### TRECHO DO TEXTO:
A esquerda parlamentar brasileira comemorou, como se fosse uma enorme conquista, a aprovação, na última semana de março, de auxílio que varia de R$600 a R$1.200, para trabalhadores autônomos e informais. Não há margem para dúvida de que aquele valor é lenitivo para quem não tem perspectiva de renda, no entanto, o que se espera é a geração de empregos e não socorro emergencial, além disso houve profundo silêncio parlamentar quanto à Medida Provisória que autorizou empresários a reduzir jornada de trabalho e salários dos/as trabalhadores/as. Talvez o anúncio do governo de arcar com até 70% dos salários, aliviando os patrões, tenha satisfeito os sociais democratas. Silêncio também no anúncio do governo de aumento da liquidez do mercado (dinheiro para os bancos), mediante a compra de títulos, no valor de cerca de 160 bilhões de reais.
A cereja do bolo desta farra com o dinheiro do povo brasileiro, para enriquecer ainda mais os setores do capital financeiro, foi a aprovação, em dois turnos, numa agilidade nunca vista na Câmara, da PEC do Orçamento de Guerra. Por 505 votos a favor e 2 contra no primeiro turno e, por 423 a 1, no segundo, a PEC dá quase liberdade irrestrita, ainda que vigiada, para o governo gastar na crise, mas não com o trabalhador, isso, a equipe econômica de Bolsonaro, descarta. Entre outras coisas, o texto cria um Comitê de Gestão de Crise, presidido por Bolsonaro e com representantes de estados e municípios. É um cheque em branco para um governo irresponsável. Como se solucionar crise fosse algo que o governo soubesse realizar. Além disso, a PEC também dá amplos poderes ao Banco Central para “enfrentar instabilidades no mercado financeiro” durante a crise sanitária, como vender e comprar títulos públicos e privados, para o delírio do grande capital.

### Entradas de dados armazenados:
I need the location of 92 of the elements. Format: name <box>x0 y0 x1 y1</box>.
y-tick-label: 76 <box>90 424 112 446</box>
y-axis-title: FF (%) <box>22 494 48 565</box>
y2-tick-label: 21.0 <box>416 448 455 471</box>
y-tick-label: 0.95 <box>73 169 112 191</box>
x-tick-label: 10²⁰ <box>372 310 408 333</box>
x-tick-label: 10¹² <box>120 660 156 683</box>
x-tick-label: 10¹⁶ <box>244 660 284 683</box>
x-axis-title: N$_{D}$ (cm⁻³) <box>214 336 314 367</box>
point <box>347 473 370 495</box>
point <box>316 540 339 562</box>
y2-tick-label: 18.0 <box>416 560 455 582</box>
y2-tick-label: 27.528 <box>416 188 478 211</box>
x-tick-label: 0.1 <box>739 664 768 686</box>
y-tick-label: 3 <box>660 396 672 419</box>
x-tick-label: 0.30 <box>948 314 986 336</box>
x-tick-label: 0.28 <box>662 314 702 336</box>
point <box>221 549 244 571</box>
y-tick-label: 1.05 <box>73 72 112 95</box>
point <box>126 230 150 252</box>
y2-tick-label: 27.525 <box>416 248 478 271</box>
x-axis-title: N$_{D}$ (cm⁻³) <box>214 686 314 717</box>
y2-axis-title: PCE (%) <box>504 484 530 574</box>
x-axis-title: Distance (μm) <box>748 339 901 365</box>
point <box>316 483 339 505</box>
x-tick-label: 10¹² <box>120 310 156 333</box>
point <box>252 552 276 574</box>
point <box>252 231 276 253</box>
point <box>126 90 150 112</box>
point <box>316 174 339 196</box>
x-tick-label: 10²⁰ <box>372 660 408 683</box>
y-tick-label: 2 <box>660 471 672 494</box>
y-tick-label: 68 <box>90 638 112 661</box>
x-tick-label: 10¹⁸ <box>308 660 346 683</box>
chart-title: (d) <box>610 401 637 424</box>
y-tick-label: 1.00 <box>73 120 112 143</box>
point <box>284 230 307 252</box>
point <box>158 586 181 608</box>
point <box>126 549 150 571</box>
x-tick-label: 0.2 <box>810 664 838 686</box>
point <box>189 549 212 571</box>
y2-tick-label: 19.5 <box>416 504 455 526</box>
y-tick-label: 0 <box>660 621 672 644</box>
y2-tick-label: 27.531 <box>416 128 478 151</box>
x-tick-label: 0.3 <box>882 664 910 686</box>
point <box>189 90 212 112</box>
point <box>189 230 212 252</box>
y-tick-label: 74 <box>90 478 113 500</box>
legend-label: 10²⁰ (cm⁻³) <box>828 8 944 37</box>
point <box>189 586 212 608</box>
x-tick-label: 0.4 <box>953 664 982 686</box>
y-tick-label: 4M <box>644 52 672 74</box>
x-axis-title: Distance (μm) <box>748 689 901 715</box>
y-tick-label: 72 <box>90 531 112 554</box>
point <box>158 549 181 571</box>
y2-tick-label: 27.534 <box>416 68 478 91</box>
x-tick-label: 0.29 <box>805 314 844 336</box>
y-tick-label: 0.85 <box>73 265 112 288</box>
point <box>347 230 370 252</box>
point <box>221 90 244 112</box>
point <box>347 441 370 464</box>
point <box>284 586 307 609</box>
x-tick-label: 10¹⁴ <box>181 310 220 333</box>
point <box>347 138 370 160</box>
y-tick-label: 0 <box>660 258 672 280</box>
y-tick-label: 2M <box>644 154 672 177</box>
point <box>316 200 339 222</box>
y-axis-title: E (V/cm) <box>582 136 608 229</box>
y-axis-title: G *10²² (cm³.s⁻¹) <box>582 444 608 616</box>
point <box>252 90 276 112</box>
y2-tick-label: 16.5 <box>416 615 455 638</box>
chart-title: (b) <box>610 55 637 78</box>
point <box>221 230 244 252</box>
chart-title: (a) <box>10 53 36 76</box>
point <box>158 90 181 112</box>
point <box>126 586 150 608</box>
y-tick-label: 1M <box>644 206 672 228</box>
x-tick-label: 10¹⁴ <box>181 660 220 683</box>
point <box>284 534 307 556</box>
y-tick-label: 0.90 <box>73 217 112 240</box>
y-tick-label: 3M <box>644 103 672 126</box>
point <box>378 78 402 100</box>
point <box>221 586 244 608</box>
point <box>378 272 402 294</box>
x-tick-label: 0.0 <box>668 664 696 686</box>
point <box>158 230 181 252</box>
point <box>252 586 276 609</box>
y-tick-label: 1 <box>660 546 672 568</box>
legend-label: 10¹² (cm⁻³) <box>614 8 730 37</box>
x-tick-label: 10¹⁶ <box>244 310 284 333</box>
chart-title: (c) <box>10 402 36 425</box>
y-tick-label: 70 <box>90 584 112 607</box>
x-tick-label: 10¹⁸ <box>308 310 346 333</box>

### O QUE SE PEDE:
Escreva a continuação do texto sobre as medidas econômicas do governo e a PEC do Orçamento de Guerra, começando logo após a última frase apresentada.

### RESULTADO:
Isso tudo, com total apoio da esquerda parlamentar. E, se não bastasse, ajudaram a aprovar a aceleração da tramitação do Plano Mansueto, de proposição governamental, para “socorrer” estados e municípios com dificuldades financeiras. Tal plano, uma vez aderido pelo ente da federação, exige contrapartidas que constituem verdadeiro crime de lesa pátria, com privatizações de setores fundamentais, como energia e saneamento básico.
Esse processo tem servido para mostrar mais uma vez que em épocas de grave crise, a esquerda burguesa afasta-se ainda mais da classe trabalhadora, guerreando lado a lado com o opressor. É fato que vivemos uma guerra, mas não é contra os efeitos do terrível vírus, mas aquela, há muito travada, a do Capital contra o Trabalho. É uma guerra, que para os setores do campo progressista e da esquerda vencerem, precisam mais do que da aparência de esquerda. O velho Marx já propunha que a emancipação da classe trabalhadora se dará pela própria classe trabalhadora, para isso, o partido, o sindicato, ou seja, qual for a organização proletária precisa ser controlada por trabalhadores/as e não por dirigentes de aparência trabalhadora, mas de essência burguesa!
[1] Historiador e professor da rede pública, no Rio Grande do Sul. Membro do grupo de estudos Marxistas, Fronteira Vermelha.